# Written exercise:
Scan the material that follows. Copy every line containing the word "ylabel".

# Data provided:
——
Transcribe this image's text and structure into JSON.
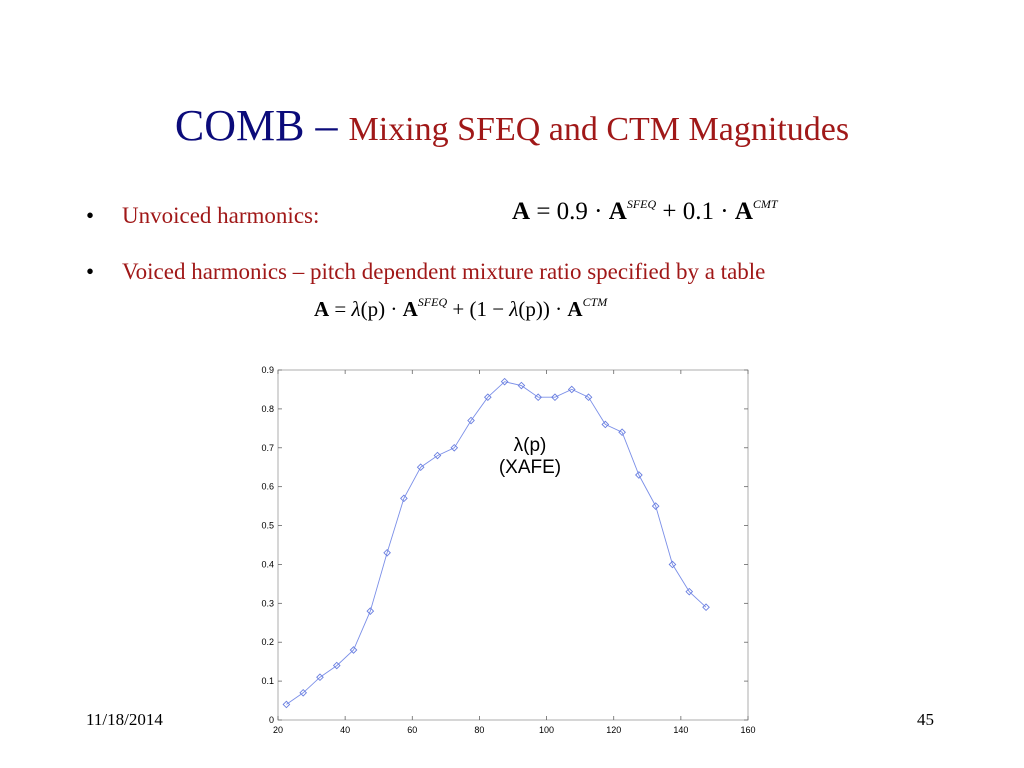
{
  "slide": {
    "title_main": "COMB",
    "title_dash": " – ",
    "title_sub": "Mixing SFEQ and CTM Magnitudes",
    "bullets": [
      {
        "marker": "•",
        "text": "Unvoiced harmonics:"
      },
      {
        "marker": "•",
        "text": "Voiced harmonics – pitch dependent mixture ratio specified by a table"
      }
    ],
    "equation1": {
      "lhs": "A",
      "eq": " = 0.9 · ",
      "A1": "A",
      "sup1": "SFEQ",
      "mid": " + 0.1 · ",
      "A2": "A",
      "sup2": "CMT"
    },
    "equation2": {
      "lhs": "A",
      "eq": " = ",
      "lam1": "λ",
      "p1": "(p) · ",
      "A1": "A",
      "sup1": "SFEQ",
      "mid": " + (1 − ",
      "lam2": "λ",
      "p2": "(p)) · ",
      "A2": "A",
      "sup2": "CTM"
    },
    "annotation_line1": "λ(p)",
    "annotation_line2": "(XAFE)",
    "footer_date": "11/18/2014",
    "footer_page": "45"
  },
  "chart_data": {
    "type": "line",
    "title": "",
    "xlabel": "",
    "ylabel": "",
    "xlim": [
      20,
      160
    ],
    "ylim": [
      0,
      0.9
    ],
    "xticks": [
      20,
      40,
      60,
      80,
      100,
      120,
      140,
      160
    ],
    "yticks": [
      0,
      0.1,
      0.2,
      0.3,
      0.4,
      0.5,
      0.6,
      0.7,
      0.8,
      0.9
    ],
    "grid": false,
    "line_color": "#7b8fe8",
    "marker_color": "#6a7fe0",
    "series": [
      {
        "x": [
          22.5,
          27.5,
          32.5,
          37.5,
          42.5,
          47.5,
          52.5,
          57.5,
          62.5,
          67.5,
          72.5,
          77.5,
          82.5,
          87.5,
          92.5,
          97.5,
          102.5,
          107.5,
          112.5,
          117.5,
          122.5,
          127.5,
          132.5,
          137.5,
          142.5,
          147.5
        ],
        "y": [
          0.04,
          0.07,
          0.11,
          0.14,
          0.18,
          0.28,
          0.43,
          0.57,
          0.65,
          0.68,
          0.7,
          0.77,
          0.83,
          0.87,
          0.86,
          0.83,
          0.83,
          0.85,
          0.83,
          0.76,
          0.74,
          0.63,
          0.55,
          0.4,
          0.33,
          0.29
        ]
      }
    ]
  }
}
——
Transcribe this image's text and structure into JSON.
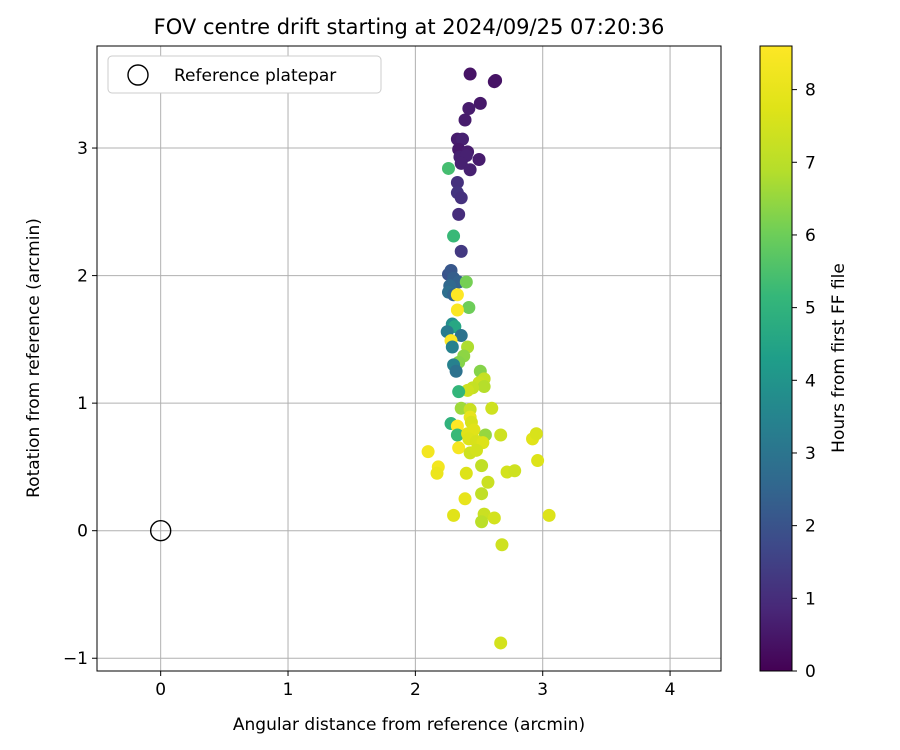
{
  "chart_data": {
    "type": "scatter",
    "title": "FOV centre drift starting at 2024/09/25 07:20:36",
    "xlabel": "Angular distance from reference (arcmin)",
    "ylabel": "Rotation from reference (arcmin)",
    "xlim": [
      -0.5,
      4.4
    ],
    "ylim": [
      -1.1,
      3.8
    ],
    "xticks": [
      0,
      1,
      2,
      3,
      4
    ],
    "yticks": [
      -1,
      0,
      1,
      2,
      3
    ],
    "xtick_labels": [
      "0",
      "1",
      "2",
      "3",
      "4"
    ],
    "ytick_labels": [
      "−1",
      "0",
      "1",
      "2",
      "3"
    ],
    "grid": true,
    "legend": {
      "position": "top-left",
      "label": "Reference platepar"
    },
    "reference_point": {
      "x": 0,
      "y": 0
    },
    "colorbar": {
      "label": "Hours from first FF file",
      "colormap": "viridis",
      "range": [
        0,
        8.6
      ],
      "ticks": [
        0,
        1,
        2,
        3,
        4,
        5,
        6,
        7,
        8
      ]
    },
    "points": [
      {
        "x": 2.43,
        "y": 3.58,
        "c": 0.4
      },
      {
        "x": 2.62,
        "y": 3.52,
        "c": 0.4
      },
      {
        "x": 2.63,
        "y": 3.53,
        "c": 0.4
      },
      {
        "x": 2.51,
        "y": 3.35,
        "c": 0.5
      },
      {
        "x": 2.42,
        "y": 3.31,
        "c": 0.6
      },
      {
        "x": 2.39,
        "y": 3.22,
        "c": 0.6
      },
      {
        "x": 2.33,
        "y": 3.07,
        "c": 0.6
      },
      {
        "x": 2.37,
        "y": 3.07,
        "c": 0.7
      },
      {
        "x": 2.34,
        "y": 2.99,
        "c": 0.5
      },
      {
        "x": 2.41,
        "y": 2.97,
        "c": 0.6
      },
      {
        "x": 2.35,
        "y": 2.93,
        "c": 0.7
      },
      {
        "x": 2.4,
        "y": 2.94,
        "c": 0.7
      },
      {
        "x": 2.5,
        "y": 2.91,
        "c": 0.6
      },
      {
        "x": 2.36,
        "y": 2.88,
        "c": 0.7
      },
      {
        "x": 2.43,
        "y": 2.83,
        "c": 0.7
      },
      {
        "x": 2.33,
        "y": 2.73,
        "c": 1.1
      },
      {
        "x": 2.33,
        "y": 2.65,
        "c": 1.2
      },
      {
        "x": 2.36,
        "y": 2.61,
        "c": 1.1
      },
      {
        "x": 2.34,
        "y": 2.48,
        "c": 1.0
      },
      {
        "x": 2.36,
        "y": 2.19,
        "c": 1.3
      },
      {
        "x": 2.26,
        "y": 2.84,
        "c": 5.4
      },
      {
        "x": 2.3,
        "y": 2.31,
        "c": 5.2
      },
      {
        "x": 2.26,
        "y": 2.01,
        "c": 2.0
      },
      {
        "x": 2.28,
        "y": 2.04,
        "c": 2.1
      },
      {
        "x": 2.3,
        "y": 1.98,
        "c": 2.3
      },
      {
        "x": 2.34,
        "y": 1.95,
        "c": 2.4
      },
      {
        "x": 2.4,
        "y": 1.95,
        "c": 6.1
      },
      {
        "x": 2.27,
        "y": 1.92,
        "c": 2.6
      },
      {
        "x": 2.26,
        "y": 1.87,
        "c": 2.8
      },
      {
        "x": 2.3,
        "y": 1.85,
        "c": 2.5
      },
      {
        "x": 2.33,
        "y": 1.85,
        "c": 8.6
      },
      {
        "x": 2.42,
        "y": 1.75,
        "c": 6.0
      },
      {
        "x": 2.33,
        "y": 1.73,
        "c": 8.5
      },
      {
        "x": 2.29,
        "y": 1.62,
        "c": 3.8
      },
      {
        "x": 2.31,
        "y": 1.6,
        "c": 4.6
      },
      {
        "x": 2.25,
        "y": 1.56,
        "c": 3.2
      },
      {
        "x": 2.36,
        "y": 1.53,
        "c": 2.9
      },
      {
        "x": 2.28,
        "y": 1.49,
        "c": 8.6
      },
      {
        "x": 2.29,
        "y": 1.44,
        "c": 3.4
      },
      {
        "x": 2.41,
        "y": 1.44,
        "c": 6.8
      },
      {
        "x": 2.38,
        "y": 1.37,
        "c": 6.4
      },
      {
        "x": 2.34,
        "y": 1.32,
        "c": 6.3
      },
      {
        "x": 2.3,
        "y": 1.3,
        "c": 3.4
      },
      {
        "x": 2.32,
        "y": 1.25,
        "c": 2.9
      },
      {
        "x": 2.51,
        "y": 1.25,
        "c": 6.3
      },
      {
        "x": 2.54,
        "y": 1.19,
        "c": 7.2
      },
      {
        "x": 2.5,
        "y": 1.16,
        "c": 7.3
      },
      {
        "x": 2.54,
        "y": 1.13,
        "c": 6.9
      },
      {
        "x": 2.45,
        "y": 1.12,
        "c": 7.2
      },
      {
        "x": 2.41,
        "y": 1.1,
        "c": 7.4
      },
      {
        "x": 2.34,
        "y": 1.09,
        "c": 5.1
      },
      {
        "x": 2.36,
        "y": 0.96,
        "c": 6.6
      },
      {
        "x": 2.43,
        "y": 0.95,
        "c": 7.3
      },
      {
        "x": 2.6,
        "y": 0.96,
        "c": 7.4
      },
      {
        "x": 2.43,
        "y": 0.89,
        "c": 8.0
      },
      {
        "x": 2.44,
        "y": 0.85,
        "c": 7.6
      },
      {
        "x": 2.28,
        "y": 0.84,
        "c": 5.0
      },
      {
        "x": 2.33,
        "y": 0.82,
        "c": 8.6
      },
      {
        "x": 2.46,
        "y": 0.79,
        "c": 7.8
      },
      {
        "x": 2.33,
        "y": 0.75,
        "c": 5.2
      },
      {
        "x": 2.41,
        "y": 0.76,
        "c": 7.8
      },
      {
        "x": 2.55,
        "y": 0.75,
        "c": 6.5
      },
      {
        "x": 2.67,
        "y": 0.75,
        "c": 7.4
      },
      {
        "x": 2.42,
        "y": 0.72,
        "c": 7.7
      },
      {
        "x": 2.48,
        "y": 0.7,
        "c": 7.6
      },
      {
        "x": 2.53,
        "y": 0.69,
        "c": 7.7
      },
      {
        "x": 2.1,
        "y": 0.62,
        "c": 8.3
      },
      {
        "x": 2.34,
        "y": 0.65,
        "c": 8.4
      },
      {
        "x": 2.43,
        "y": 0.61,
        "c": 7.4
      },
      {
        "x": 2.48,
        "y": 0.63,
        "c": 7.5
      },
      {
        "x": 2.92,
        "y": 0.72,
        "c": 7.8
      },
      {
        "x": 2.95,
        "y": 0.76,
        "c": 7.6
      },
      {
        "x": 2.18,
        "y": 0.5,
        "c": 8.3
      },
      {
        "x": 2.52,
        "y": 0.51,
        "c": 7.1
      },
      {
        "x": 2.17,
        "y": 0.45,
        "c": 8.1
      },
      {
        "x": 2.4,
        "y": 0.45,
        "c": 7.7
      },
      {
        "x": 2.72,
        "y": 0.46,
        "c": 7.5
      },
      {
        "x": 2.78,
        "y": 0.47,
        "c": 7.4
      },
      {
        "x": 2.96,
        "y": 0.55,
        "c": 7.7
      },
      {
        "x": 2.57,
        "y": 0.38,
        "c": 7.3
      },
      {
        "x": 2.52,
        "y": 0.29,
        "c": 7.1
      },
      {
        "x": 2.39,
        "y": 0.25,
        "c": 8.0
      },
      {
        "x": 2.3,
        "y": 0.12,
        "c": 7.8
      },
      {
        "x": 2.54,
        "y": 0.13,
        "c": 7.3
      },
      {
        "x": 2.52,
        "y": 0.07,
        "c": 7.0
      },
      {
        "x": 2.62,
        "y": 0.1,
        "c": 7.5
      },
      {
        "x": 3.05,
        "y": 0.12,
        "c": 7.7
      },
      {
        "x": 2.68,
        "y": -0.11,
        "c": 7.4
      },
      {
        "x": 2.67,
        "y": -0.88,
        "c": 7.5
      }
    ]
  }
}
——
# Correct response:
    "ylabel": "",
    "ylabel": "Rotation from reference (arcmin)",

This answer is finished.